- _What is required_
Go through the entries and transcribe each one exactly, dropping the pictures.

Data entries:
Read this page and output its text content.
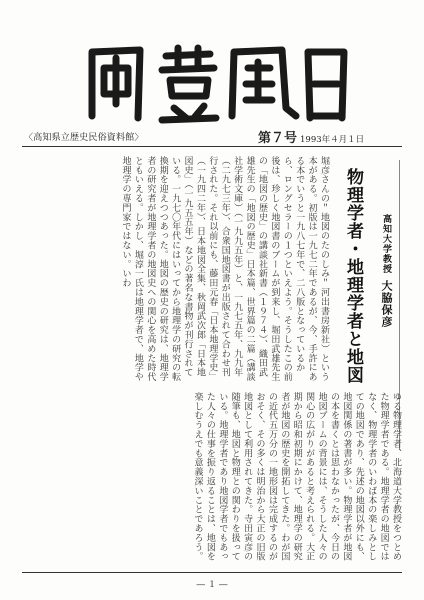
〈高知県立歴史民俗資料館〉	第７号 1993年４月１日
物理学者・地理学者と地図	高知大学教授大脇保彦
堀彦さんの＂地図のたのしみ＂河出書房新社）という本がある。初版は一九七二年であるが、今、手許にある本でいうと一九八七年で、二八版となっているから、ロングセラーの１つといえよう。そうしたこの前後は、珍しく地図書のブームが到来し、堀田武雄先生の「地図の歴史」の講談社新書（１９７４）、織田武雄先生の「地図の歴史」日本篇、世界篇の二篇（講談社学術文庫）（一九九五年）と、一九七五年、九九年（二九七三年）、合衆国地図書が出版されて合わせ刊行された。それ以前にも、藤田元春「日本地理学史」（一九四二年）、日本地図全集、秋岡武次郎「日本地図史」（一九五五年）などの著名な書物が刊行されている。一九七〇年代にはいってから地理学の研究の転換期を迎えつつあった。地図の歴史の研究は、地理学者の研究者が地理学者の地図史への関心を高めた時代ともいえる。しかし、堀淳一氏は地理学者で、地学や地理学の専門家ではない。いわ
ゆる物理学者、北海道大学教授をつとめた物理学者である。地理学者の地図ではなく、物理学者のいわば本の楽しみとしての地図であり、先述の地図以外にも、地図関係の著書が多い。物理学者が地図の本を書くとは思わなかったが、今日の地図ブームの背景には、そうした人々の関心の広がりがあると考えられる。大正期から昭和初期にかけて、地理学の研究者が地図の歴史を開拓してきた。わが国の近代五万分の一地形図は完成するのがおそく、その多くは明治から大正の旧版地図として利用されてきた。寺田寅彦の随筆も、地図と物理との関わりを扱っている。地理学者であり地図学者でもあった人々の仕事を振り返ることは、地図を楽しむうえでも意義深いことであろう。
― １ ―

- _Answer to the exercise_
Read this page and output its text content.
〈高知県立歴史民俗資料館〉	第７号 1993年４月１日
物理学者・地理学者と地図	高知大学教授大脇保彦
堀彦さんの＂地図のたのしみ＂河出書房新社）という本がある。初版は一九七二年であるが、今、手許にある本でいうと一九八七年で、二八版となっているから、ロングセラーの１つといえよう。そうしたこの前後は、珍しく地図書のブームが到来し、堀田武雄先生の「地図の歴史」の講談社新書（１９７４）、織田武雄先生の「地図の歴史」日本篇、世界篇の二篇（講談社学術文庫）（一九九五年）と、一九七五年、九九年（二九七三年）、合衆国地図書が出版されて合わせ刊行された。それ以前にも、藤田元春「日本地理学史」（一九四二年）、日本地図全集、秋岡武次郎「日本地図史」（一九五五年）などの著名な書物が刊行されている。一九七〇年代にはいってから地理学の研究の転換期を迎えつつあった。地図の歴史の研究は、地理学者の研究者が地理学者の地図史への関心を高めた時代ともいえる。しかし、堀淳一氏は地理学者で、地学や地理学の専門家ではない。いわ
ゆる物理学者、北海道大学教授をつとめた物理学者である。地理学者の地図ではなく、物理学者のいわば本の楽しみとしての地図であり、先述の地図以外にも、地図関係の著書が多い。物理学者が地図の本を書くとは思わなかったが、今日の地図ブームの背景には、そうした人々の関心の広がりがあると考えられる。大正期から昭和初期にかけて、地理学の研究者が地図の歴史を開拓してきた。わが国の近代五万分の一地形図は完成するのがおそく、その多くは明治から大正の旧版地図として利用されてきた。寺田寅彦の随筆も、地図と物理との関わりを扱っている。地理学者であり地図学者でもあった人々の仕事を振り返ることは、地図を楽しむうえでも意義深いことであろう。
― １ ―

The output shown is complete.